* START Rows *
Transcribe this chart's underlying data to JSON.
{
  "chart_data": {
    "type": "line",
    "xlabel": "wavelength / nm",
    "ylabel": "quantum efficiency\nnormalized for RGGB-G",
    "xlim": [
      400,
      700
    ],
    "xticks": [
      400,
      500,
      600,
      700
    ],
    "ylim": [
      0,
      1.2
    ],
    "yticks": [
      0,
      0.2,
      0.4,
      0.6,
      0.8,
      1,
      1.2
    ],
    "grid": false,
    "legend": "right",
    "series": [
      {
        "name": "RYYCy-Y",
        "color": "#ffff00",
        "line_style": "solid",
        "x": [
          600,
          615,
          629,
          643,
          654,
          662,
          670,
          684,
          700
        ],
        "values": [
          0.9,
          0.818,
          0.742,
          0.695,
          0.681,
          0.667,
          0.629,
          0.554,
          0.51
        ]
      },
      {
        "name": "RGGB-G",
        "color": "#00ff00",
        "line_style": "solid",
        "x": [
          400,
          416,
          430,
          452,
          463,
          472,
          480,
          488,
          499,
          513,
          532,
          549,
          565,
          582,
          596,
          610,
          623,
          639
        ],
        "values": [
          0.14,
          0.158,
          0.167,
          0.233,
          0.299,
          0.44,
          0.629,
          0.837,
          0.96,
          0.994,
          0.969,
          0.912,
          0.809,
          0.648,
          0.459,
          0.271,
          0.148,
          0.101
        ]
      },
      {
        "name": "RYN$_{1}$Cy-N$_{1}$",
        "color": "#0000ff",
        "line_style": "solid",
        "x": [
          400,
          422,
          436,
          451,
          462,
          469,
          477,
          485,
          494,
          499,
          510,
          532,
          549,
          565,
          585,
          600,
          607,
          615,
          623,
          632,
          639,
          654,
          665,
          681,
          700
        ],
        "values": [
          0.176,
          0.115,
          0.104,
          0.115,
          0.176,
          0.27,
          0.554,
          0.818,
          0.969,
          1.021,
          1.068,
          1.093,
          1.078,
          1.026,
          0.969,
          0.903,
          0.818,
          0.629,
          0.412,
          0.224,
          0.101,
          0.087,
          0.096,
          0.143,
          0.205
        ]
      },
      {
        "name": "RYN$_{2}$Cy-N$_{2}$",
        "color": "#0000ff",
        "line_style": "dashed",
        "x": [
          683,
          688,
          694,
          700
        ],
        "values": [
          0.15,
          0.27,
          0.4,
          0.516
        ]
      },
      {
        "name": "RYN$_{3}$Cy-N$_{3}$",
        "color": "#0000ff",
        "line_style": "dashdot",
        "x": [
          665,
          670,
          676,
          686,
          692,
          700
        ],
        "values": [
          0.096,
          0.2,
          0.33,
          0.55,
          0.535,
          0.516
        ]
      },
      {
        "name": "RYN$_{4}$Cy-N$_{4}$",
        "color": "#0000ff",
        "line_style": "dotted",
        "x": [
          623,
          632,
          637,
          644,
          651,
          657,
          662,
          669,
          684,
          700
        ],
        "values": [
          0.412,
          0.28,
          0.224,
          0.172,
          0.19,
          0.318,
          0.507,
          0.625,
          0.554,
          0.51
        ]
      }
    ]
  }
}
* END Rows *
→ What needs to be done: Reproduce the whole listing word for word.

→ Reply to the task:
Transcribe this chart's underlying data to JSON.
{
  "chart_data": {
    "type": "line",
    "xlabel": "wavelength / nm",
    "ylabel": "quantum efficiency\nnormalized for RGGB-G",
    "xlim": [
      400,
      700
    ],
    "xticks": [
      400,
      500,
      600,
      700
    ],
    "ylim": [
      0,
      1.2
    ],
    "yticks": [
      0,
      0.2,
      0.4,
      0.6,
      0.8,
      1,
      1.2
    ],
    "grid": false,
    "legend": "right",
    "series": [
      {
        "name": "RYYCy-Y",
        "color": "#ffff00",
        "line_style": "solid",
        "x": [
          600,
          615,
          629,
          643,
          654,
          662,
          670,
          684,
          700
        ],
        "values": [
          0.9,
          0.818,
          0.742,
          0.695,
          0.681,
          0.667,
          0.629,
          0.554,
          0.51
        ]
      },
      {
        "name": "RGGB-G",
        "color": "#00ff00",
        "line_style": "solid",
        "x": [
          400,
          416,
          430,
          452,
          463,
          472,
          480,
          488,
          499,
          513,
          532,
          549,
          565,
          582,
          596,
          610,
          623,
          639
        ],
        "values": [
          0.14,
          0.158,
          0.167,
          0.233,
          0.299,
          0.44,
          0.629,
          0.837,
          0.96,
          0.994,
          0.969,
          0.912,
          0.809,
          0.648,
          0.459,
          0.271,
          0.148,
          0.101
        ]
      },
      {
        "name": "RYN$_{1}$Cy-N$_{1}$",
        "color": "#0000ff",
        "line_style": "solid",
        "x": [
          400,
          422,
          436,
          451,
          462,
          469,
          477,
          485,
          494,
          499,
          510,
          532,
          549,
          565,
          585,
          600,
          607,
          615,
          623,
          632,
          639,
          654,
          665,
          681,
          700
        ],
        "values": [
          0.176,
          0.115,
          0.104,
          0.115,
          0.176,
          0.27,
          0.554,
          0.818,
          0.969,
          1.021,
          1.068,
          1.093,
          1.078,
          1.026,
          0.969,
          0.903,
          0.818,
          0.629,
          0.412,
          0.224,
          0.101,
          0.087,
          0.096,
          0.143,
          0.205
        ]
      },
      {
        "name": "RYN$_{2}$Cy-N$_{2}$",
        "color": "#0000ff",
        "line_style": "dashed",
        "x": [
          683,
          688,
          694,
          700
        ],
        "values": [
          0.15,
          0.27,
          0.4,
          0.516
        ]
      },
      {
        "name": "RYN$_{3}$Cy-N$_{3}$",
        "color": "#0000ff",
        "line_style": "dashdot",
        "x": [
          665,
          670,
          676,
          686,
          692,
          700
        ],
        "values": [
          0.096,
          0.2,
          0.33,
          0.55,
          0.535,
          0.516
        ]
      },
      {
        "name": "RYN$_{4}$Cy-N$_{4}$",
        "color": "#0000ff",
        "line_style": "dotted",
        "x": [
          623,
          632,
          637,
          644,
          651,
          657,
          662,
          669,
          684,
          700
        ],
        "values": [
          0.412,
          0.28,
          0.224,
          0.172,
          0.19,
          0.318,
          0.507,
          0.625,
          0.554,
          0.51
        ]
      }
    ]
  }
}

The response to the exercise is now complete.